## EXERCISE GOAL:
Copy out, unchanged, the lines from the one containing "- employer-dispatch-icon: [50, 560, 200, 738]" through the one containing "- trot-share-value: 32.4%: [760, 673, 888, 731]", including both of those lines.

[BEGIN]

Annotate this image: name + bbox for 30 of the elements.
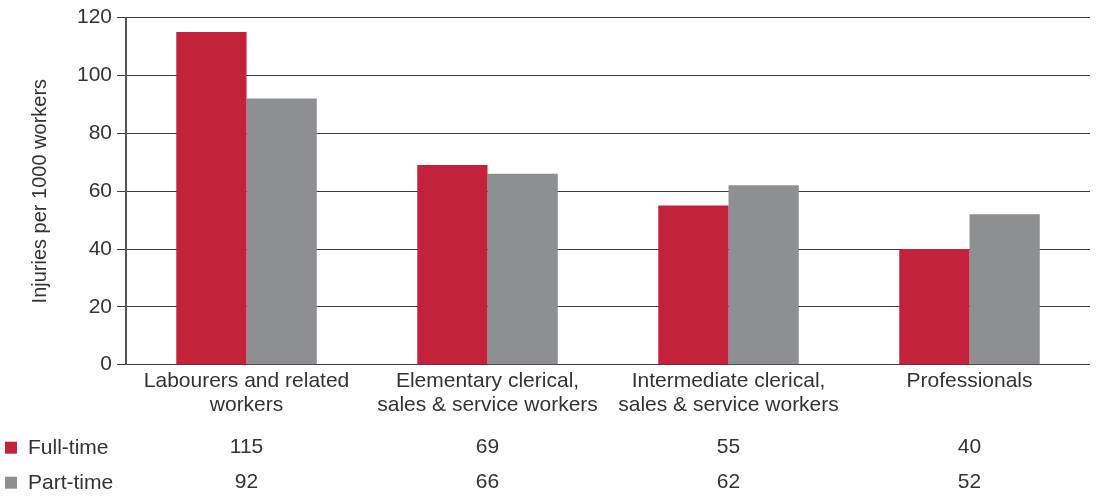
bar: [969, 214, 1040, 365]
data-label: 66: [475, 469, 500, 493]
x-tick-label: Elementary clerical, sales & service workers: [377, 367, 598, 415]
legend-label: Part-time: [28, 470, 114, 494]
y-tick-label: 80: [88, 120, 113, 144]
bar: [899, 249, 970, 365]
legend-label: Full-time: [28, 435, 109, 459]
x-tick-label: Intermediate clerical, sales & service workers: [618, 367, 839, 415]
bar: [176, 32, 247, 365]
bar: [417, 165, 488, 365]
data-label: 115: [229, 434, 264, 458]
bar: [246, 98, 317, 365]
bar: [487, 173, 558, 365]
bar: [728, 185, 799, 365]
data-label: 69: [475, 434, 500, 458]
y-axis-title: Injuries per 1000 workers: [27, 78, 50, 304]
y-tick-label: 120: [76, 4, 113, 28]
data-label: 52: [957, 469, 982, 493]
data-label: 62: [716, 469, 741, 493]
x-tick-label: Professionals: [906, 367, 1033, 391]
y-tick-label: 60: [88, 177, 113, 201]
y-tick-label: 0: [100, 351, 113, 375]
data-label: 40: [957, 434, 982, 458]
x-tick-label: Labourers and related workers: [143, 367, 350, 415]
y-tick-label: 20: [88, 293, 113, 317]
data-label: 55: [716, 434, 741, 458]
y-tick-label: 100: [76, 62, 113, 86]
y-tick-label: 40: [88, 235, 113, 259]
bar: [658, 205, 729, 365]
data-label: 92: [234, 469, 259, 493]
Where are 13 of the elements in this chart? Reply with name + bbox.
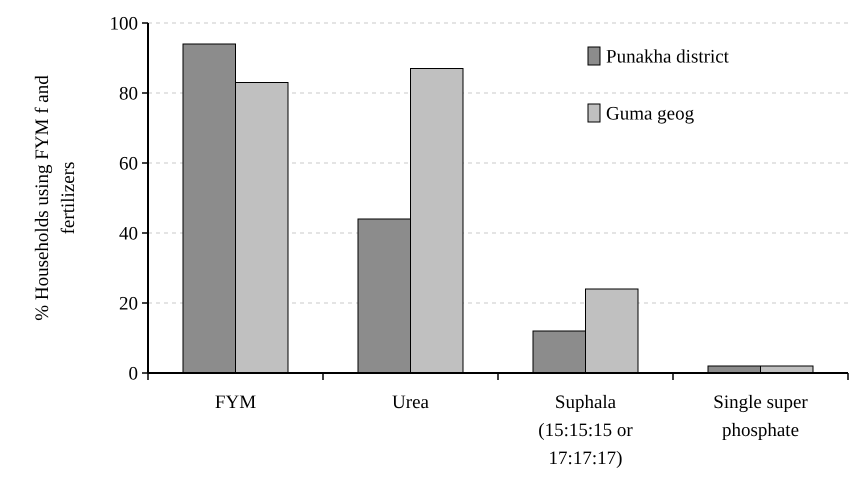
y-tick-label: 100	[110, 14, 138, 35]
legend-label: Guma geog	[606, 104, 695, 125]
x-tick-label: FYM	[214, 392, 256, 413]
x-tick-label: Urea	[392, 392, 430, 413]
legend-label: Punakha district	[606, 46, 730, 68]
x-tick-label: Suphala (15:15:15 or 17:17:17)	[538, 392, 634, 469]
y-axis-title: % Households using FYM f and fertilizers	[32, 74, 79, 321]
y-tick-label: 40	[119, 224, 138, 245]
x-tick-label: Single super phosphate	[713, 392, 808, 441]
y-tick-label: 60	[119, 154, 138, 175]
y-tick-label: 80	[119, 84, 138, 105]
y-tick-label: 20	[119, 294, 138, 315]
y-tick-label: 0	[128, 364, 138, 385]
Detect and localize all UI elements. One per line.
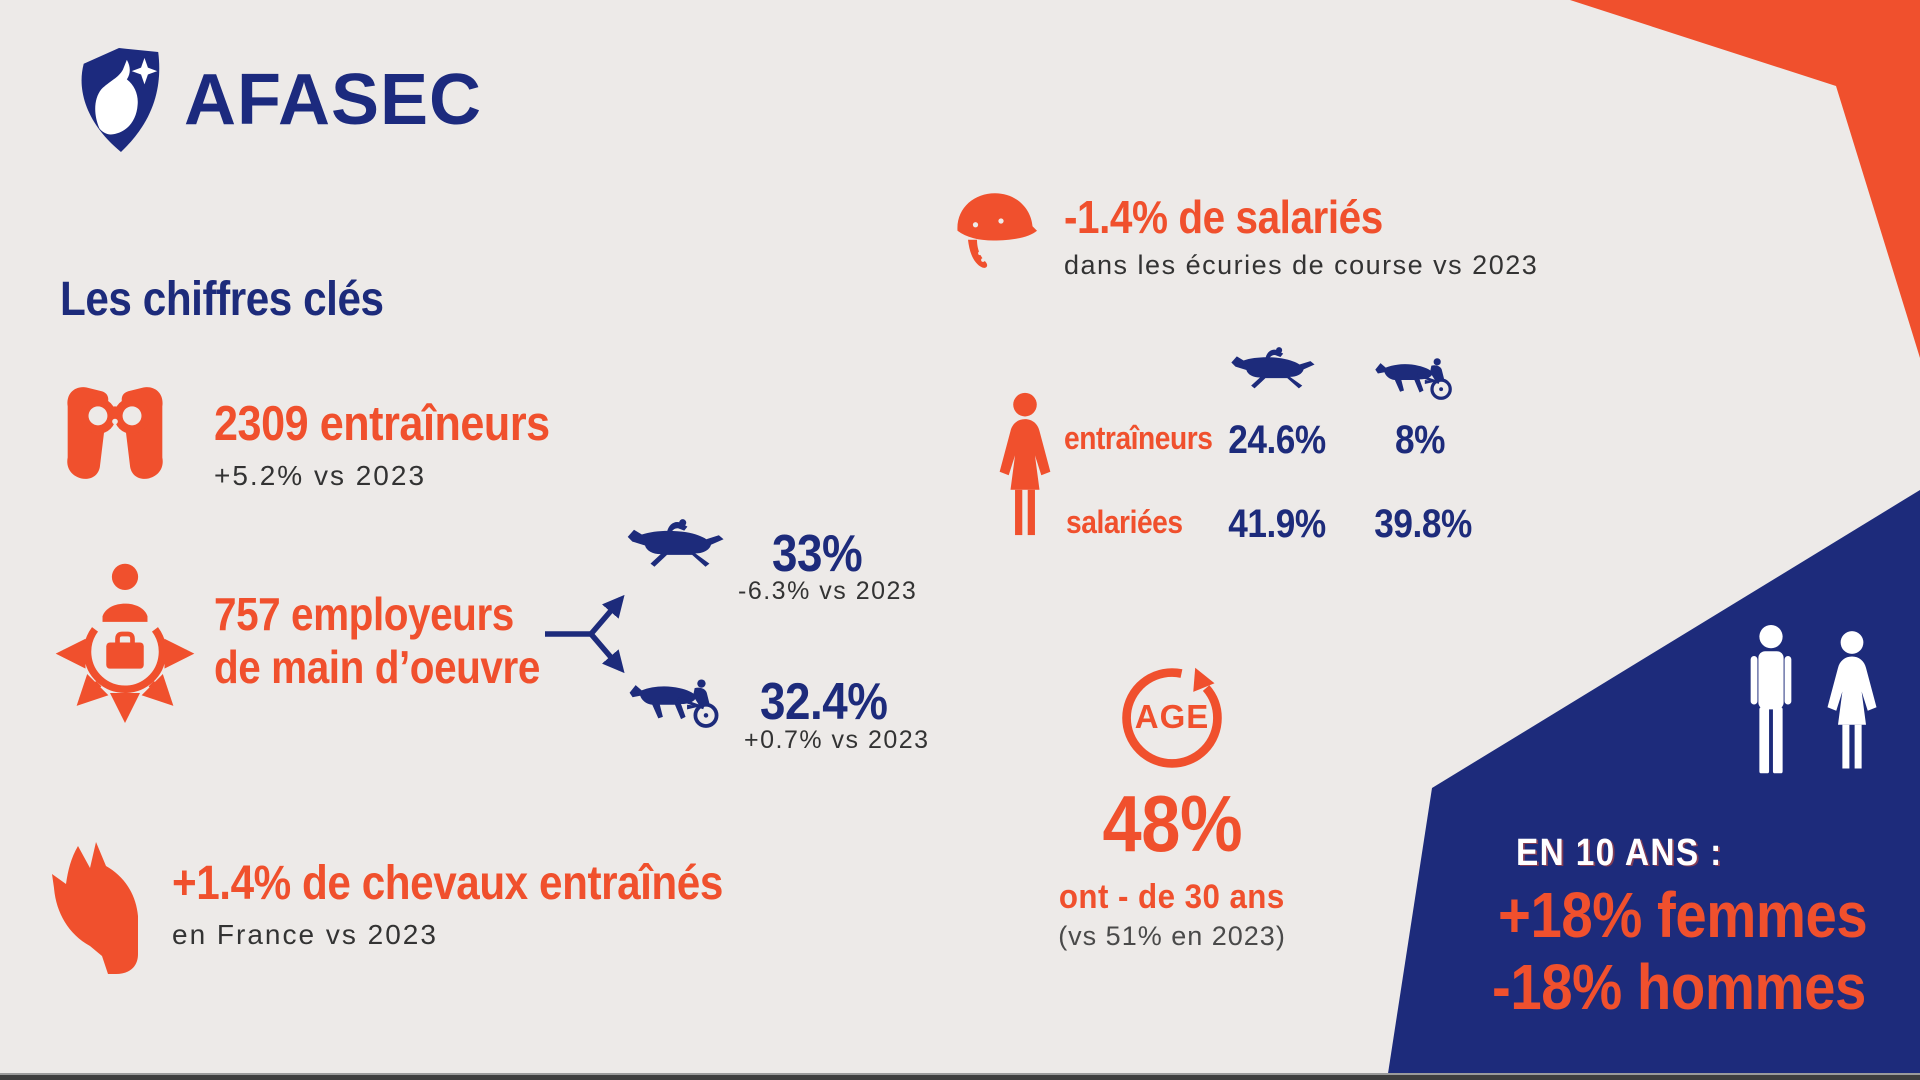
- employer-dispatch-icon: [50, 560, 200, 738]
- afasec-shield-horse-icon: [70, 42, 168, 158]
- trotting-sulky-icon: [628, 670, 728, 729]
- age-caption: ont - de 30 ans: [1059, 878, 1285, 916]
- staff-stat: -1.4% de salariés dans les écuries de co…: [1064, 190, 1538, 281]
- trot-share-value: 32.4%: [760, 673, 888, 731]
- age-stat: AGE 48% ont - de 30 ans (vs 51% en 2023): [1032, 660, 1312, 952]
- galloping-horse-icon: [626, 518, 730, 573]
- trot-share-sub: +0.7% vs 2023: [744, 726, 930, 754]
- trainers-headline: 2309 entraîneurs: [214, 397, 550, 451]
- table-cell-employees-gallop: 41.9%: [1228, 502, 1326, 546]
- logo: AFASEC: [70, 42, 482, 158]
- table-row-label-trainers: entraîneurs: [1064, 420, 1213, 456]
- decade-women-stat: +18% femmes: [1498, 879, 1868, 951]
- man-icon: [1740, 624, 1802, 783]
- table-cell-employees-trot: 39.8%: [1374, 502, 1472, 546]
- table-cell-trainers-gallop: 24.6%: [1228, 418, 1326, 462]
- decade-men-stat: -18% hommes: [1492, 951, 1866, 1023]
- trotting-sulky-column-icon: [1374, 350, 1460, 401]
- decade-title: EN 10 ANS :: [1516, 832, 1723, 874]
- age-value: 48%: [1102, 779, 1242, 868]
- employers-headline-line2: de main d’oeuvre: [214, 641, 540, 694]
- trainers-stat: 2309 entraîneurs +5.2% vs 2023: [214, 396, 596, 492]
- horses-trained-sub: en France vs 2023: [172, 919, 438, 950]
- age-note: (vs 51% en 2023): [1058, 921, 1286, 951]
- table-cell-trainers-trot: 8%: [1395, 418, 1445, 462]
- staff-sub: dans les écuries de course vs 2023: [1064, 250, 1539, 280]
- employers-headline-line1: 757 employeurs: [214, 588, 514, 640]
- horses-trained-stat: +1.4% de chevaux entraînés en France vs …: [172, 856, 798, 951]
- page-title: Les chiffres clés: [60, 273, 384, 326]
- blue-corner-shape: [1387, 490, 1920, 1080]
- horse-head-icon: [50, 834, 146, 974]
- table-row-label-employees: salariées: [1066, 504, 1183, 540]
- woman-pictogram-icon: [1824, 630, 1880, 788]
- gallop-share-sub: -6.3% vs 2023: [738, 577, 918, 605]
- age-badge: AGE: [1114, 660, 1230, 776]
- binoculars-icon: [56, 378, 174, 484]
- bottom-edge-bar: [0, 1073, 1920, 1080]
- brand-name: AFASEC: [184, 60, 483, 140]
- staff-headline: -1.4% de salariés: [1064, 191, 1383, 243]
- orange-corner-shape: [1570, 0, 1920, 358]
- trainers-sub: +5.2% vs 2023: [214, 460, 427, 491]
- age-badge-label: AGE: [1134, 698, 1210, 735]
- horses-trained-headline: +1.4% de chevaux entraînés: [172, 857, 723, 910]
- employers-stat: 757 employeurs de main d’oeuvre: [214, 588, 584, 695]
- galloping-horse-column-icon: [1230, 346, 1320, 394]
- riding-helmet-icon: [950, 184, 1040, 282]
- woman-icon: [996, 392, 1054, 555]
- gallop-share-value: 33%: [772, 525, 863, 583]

[END]
[BEGIN]

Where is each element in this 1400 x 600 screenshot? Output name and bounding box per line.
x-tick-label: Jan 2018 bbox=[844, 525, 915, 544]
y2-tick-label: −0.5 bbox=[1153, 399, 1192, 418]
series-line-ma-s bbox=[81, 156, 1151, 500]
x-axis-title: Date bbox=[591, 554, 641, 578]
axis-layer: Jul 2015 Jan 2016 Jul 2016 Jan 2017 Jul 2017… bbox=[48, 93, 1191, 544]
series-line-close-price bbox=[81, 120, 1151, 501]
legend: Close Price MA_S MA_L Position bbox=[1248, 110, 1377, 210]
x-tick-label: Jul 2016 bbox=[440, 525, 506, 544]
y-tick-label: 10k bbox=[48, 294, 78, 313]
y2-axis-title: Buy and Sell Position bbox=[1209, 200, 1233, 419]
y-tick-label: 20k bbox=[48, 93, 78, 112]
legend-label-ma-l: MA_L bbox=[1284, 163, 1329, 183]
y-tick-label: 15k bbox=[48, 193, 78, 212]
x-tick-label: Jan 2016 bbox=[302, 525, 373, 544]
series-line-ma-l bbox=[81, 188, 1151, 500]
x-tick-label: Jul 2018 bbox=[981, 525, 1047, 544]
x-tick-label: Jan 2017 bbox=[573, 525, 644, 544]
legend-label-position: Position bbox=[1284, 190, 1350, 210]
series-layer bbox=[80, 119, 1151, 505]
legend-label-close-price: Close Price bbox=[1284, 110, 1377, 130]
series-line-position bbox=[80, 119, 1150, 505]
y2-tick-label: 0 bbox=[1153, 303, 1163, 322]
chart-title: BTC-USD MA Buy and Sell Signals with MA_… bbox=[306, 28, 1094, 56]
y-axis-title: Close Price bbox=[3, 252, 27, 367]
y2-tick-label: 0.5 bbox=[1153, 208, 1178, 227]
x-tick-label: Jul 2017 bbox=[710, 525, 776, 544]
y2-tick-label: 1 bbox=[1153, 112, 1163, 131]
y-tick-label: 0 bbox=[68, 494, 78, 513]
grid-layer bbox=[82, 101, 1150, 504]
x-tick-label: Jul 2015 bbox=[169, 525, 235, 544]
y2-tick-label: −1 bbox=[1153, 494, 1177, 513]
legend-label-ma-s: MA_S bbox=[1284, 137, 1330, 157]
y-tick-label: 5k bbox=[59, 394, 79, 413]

[END]
[BEGIN]

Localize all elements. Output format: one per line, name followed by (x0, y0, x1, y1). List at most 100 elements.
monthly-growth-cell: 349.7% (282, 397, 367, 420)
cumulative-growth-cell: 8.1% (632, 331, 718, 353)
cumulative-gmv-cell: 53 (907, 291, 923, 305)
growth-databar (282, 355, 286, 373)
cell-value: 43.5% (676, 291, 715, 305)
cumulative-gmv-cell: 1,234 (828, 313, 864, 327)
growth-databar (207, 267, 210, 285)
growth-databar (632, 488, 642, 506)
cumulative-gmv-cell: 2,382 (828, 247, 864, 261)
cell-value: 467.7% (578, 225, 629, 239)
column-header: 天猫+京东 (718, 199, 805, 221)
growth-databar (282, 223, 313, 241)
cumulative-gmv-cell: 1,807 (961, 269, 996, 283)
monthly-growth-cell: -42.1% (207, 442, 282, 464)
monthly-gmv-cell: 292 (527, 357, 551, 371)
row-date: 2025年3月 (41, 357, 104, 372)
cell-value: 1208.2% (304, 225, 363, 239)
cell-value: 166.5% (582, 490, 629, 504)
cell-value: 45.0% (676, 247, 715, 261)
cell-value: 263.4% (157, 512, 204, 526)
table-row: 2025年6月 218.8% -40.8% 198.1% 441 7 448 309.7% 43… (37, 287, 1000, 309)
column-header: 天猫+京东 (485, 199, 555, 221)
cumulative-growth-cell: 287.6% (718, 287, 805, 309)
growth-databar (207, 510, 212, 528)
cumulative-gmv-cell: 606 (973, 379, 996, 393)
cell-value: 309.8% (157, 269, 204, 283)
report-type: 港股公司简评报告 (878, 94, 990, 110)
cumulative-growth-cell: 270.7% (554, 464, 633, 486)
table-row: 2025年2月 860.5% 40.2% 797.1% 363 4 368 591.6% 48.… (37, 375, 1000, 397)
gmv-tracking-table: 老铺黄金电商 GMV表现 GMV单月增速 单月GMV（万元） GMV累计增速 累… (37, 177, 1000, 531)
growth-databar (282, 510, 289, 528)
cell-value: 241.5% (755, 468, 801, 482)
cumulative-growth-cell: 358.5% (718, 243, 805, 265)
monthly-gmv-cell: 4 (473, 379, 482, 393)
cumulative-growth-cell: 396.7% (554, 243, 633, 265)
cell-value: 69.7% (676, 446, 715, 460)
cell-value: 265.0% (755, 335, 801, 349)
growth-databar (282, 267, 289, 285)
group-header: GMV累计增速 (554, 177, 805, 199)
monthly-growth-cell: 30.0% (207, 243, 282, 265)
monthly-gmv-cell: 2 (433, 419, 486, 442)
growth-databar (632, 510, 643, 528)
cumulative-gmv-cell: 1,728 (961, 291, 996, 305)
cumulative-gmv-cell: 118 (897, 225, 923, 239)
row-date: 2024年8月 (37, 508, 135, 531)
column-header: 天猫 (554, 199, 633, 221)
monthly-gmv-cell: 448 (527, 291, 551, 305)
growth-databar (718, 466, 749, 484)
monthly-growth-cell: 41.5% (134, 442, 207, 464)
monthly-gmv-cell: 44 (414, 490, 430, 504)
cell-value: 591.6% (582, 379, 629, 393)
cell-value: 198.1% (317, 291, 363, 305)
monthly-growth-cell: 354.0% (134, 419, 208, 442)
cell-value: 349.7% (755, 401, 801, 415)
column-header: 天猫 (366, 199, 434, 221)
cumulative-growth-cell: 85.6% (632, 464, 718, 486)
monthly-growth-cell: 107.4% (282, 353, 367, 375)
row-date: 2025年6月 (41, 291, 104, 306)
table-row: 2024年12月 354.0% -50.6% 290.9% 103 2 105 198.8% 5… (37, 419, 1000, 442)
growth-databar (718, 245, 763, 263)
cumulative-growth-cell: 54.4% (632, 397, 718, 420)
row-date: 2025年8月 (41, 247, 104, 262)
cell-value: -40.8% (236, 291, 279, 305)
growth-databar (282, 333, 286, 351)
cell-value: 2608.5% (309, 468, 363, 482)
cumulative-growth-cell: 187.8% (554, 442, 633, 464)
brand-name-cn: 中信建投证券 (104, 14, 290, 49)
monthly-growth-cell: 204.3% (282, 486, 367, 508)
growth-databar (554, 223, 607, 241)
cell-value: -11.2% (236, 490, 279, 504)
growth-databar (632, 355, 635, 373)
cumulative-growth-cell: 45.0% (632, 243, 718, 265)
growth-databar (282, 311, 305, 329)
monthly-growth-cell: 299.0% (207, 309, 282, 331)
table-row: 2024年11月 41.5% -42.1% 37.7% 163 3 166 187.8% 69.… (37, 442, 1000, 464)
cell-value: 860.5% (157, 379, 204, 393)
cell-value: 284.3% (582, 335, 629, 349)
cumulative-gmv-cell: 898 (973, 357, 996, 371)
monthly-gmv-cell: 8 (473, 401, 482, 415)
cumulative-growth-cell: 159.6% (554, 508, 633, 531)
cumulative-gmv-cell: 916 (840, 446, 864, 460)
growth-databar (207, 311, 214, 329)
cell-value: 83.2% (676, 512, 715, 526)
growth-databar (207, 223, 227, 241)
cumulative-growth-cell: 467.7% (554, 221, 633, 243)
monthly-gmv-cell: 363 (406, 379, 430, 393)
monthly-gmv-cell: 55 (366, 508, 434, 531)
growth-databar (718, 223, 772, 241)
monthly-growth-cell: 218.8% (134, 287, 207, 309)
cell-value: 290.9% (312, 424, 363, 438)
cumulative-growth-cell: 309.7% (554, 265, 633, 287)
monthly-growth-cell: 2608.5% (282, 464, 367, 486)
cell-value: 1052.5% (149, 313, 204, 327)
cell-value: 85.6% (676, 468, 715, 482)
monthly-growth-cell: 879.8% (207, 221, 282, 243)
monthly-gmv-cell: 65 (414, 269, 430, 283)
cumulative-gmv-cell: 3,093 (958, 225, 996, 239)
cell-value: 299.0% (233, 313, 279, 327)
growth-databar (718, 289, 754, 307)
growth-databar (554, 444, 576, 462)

[END]

## WORKED ANSWER:
- employer-dispatch-icon: [50, 560, 200, 738]
- afasec-shield-horse-icon: [70, 42, 168, 158]
- trotting-sulky-icon: [628, 670, 728, 729]
- age-caption: ont - de 30 ans: [1059, 878, 1285, 916]
- staff-stat: -1.4% de salariés dans les écuries de co…: [1064, 190, 1538, 281]
- trot-share-value: 32.4%: [760, 673, 888, 731]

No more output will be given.